Below are some entries. Copy each line that holds the string "page".

**Data for the task**
--- START ---

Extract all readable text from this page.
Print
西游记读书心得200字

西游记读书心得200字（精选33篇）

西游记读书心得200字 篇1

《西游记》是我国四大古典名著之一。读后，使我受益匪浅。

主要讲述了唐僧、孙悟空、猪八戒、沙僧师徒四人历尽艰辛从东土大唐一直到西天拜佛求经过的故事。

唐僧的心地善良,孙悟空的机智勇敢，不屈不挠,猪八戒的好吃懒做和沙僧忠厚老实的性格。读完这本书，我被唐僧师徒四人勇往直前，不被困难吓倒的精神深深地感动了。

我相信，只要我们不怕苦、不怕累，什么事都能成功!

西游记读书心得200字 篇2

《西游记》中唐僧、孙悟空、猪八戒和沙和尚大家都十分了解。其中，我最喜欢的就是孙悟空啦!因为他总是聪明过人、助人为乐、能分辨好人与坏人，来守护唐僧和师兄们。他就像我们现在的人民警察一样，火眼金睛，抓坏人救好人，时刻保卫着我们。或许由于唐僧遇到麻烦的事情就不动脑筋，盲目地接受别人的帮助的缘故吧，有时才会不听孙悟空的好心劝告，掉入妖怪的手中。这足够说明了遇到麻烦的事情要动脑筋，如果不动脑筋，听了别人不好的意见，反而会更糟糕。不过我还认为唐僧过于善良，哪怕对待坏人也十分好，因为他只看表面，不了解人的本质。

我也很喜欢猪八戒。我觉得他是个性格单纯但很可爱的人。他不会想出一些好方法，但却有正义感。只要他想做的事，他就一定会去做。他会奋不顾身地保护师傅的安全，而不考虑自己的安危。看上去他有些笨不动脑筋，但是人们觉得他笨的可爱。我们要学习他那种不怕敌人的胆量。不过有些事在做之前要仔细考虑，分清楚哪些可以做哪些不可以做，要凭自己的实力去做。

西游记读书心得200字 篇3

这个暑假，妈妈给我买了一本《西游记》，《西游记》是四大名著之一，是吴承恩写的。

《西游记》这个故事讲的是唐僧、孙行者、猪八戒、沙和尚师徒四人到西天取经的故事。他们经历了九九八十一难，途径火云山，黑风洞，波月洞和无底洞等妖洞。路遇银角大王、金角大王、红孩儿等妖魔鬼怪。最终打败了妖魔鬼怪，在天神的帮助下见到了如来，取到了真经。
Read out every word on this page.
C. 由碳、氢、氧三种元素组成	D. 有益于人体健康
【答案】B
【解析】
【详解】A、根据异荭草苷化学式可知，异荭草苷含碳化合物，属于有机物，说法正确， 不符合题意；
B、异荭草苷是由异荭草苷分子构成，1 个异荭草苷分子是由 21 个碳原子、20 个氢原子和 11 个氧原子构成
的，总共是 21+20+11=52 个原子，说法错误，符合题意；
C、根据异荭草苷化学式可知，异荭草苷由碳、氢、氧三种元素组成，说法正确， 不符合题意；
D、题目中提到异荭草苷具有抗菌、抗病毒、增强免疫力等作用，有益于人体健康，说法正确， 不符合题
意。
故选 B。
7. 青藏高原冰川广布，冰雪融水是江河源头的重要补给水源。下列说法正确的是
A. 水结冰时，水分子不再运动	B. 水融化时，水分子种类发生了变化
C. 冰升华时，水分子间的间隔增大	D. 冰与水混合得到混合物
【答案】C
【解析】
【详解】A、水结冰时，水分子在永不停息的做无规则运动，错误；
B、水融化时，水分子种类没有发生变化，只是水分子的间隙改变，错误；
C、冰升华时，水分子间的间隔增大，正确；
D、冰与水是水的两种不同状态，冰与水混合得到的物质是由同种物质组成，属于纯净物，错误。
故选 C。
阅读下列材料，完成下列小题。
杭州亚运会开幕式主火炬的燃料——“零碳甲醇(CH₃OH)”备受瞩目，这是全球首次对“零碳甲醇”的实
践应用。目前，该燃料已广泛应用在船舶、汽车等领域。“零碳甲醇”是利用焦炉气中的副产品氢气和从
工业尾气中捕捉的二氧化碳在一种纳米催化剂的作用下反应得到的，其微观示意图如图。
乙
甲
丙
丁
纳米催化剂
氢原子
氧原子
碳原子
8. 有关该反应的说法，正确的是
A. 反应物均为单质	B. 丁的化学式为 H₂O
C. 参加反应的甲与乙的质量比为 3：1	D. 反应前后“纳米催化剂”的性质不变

--- END ---

**Expected answer**
Extract all readable text from this page.
Read out every word on this page.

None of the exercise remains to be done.